**Input material:**
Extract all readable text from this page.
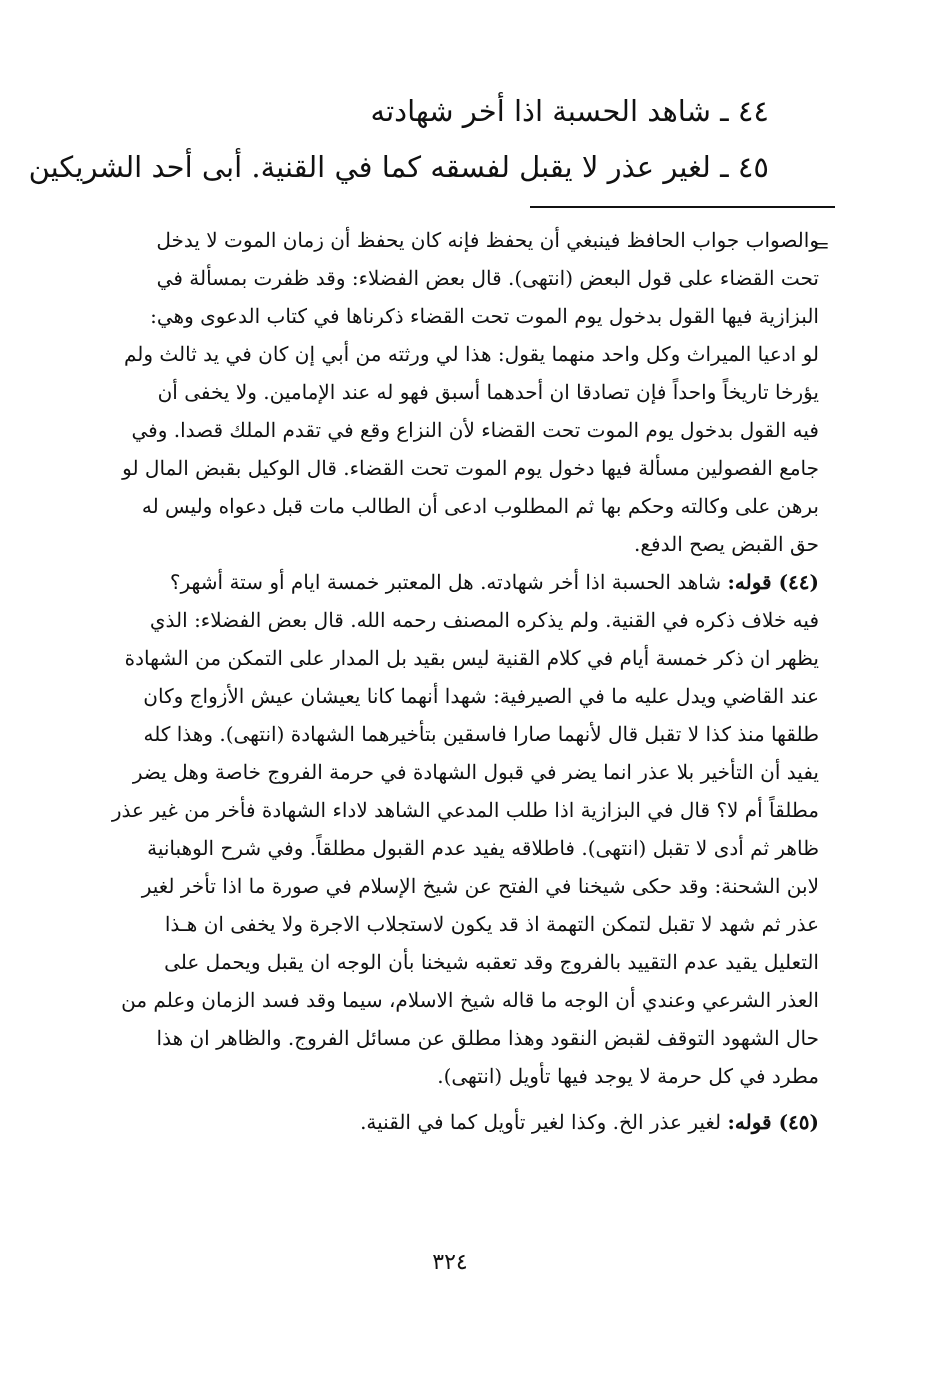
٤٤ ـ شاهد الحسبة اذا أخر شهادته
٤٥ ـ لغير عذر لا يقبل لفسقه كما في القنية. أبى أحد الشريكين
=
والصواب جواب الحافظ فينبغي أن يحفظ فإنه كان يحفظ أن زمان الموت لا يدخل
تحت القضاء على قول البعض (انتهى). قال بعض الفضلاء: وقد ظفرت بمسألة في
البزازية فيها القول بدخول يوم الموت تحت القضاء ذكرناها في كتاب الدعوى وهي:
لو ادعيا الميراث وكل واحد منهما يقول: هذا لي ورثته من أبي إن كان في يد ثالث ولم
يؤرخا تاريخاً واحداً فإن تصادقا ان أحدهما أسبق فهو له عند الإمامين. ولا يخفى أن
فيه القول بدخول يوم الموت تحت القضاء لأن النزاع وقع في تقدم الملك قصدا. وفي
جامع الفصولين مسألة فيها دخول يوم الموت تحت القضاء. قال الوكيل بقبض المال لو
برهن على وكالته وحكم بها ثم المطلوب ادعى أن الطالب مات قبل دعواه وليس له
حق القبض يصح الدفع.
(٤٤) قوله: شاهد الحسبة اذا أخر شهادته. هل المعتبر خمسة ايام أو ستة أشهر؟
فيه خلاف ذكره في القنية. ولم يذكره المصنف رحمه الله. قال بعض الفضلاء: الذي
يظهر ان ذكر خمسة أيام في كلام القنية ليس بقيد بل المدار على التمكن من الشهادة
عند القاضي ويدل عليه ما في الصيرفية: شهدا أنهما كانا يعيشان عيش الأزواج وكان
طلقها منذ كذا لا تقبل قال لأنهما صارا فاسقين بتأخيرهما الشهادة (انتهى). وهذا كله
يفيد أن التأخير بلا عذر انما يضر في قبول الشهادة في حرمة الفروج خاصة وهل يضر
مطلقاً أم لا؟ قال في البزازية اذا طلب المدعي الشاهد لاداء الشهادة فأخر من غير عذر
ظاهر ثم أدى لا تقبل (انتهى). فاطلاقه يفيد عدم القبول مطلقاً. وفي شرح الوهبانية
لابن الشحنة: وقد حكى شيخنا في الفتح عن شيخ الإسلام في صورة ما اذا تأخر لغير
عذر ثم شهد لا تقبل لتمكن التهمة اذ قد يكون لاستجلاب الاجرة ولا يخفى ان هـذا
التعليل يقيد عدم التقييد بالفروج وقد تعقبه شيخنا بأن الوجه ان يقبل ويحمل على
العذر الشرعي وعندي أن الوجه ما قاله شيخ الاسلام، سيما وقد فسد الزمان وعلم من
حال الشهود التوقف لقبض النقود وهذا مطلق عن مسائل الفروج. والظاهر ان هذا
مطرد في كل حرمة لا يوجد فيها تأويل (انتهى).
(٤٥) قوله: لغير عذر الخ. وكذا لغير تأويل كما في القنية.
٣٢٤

...

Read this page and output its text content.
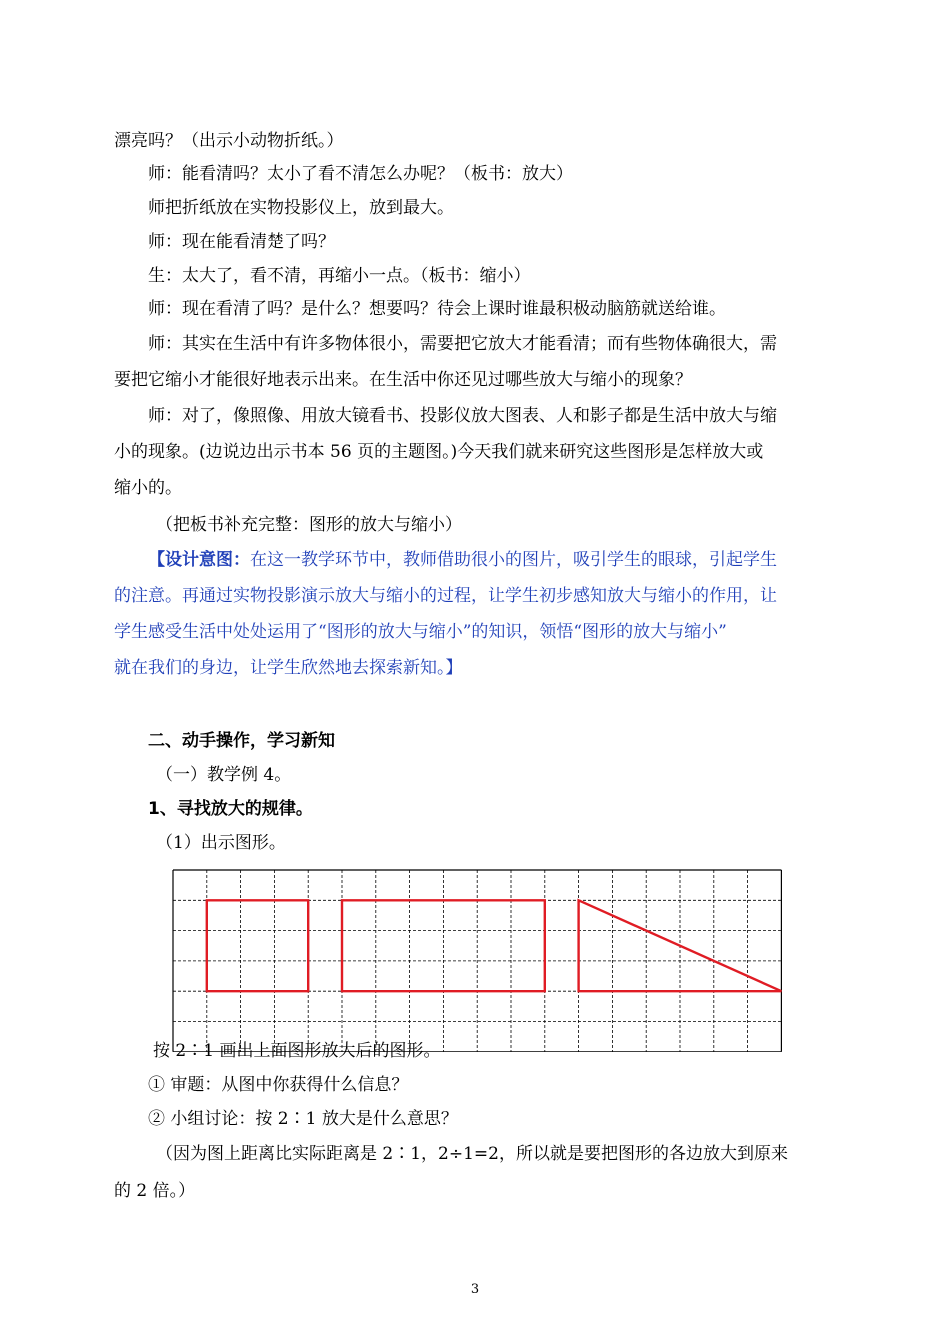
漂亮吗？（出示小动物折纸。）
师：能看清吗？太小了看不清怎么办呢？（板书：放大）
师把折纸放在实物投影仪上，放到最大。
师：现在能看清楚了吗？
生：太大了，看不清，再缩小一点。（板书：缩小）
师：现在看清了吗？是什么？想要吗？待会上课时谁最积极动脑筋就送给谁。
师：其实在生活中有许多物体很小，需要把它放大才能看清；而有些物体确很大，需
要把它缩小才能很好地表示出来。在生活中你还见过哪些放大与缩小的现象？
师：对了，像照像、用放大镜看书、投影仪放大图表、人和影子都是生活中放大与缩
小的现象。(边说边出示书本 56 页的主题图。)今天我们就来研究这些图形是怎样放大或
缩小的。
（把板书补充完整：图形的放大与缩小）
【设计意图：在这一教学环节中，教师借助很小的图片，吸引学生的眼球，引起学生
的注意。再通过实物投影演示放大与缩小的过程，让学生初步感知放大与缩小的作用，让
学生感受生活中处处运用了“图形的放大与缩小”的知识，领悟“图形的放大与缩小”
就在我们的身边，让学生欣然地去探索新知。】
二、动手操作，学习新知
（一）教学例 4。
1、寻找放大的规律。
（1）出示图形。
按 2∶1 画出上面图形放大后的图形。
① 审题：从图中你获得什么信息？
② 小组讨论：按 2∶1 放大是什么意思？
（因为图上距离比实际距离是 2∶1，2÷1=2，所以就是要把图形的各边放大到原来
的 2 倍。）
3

==

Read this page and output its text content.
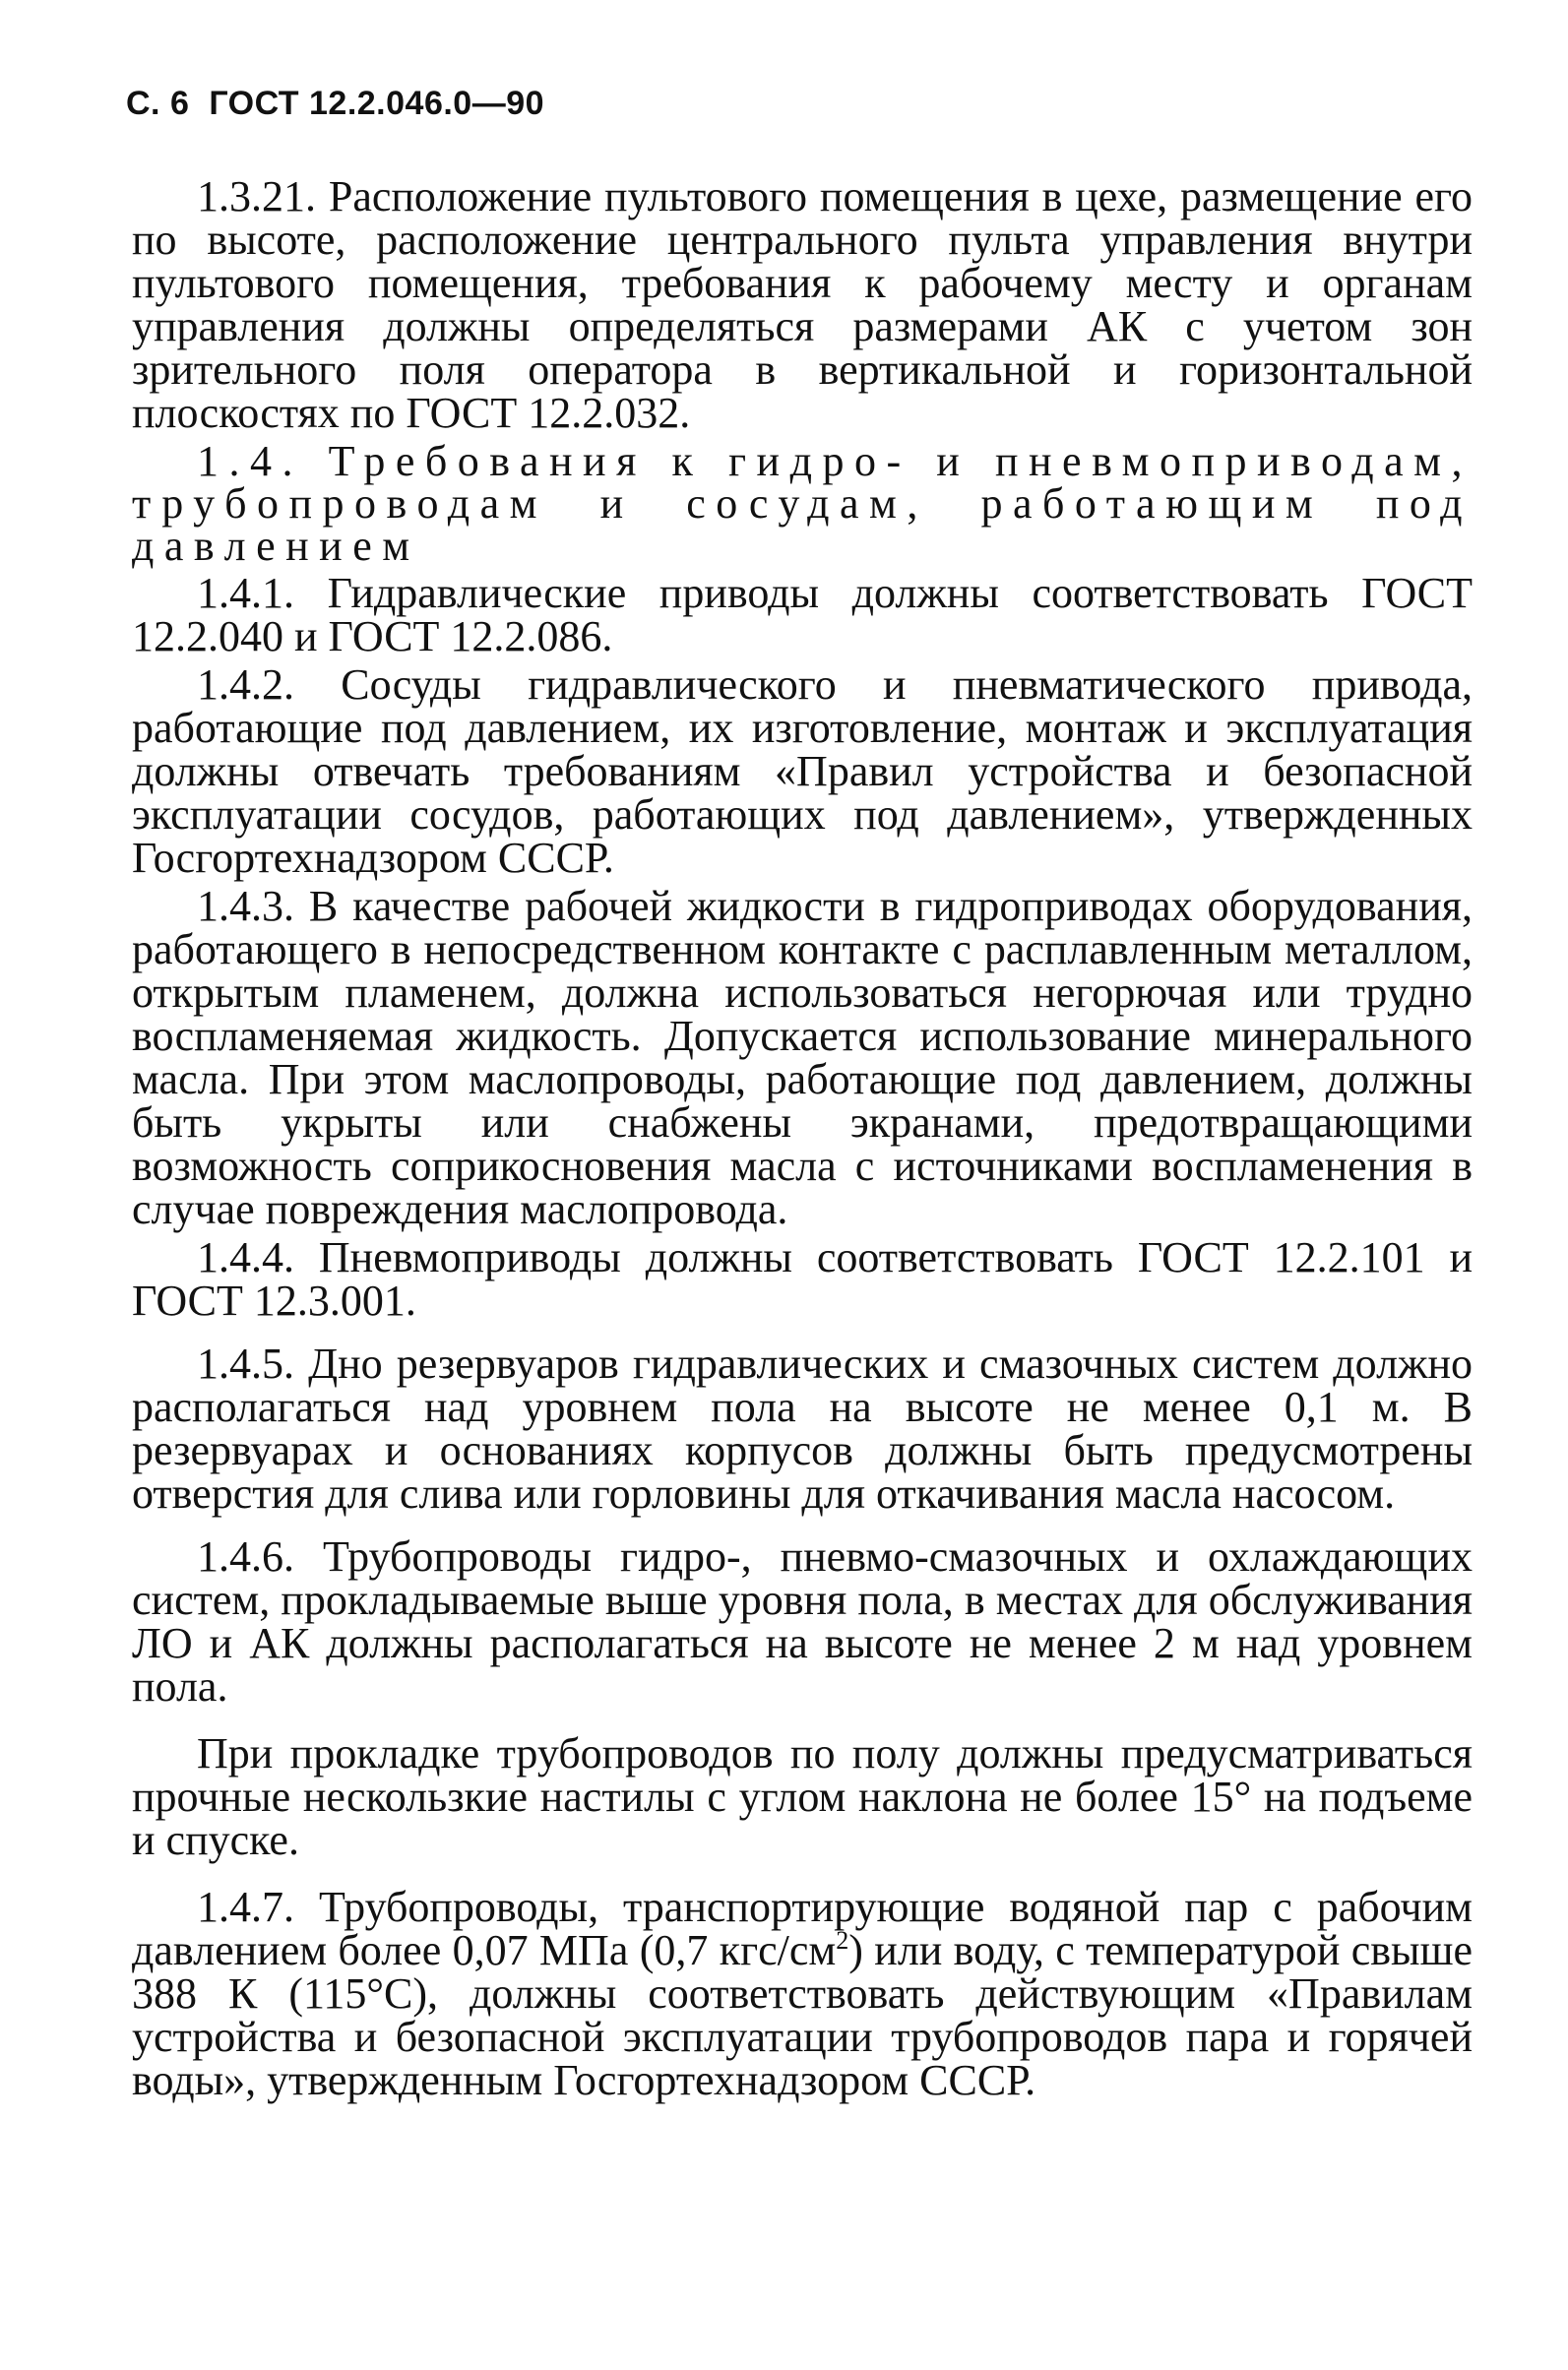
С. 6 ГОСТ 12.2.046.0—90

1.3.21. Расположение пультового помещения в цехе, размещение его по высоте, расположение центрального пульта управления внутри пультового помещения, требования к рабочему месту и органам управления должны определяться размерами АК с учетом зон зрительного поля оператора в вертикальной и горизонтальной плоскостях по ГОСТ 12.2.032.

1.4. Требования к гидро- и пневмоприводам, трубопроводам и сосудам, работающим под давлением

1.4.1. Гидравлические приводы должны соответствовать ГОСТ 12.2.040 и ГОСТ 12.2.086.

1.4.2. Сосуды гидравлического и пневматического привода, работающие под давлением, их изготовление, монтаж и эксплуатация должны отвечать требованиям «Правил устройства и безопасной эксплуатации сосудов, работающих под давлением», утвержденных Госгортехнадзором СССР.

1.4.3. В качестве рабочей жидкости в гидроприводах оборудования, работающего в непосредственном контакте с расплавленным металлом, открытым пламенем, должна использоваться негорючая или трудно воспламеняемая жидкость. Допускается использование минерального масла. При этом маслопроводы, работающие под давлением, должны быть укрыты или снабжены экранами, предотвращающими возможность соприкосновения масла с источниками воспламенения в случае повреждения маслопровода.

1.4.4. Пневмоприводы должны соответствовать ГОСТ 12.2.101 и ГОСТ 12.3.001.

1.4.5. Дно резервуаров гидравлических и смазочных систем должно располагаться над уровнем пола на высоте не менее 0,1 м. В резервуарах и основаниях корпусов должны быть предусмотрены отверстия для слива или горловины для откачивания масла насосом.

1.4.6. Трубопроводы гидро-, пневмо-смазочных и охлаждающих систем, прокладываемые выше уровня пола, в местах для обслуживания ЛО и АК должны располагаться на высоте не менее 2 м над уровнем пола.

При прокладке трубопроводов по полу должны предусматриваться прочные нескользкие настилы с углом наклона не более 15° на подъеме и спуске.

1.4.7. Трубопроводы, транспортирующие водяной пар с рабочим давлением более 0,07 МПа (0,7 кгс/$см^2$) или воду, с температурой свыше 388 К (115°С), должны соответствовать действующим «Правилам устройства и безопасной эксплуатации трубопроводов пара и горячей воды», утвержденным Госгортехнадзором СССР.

**Given task:** Show each line holding the word "يقبل".

**Response below:**
٤٥ ـ لغير عذر لا يقبل لفسقه كما في القنية. أبى أحد الشريكين
التعليل يقيد عدم التقييد بالفروج وقد تعقبه شيخنا بأن الوجه ان يقبل ويحمل على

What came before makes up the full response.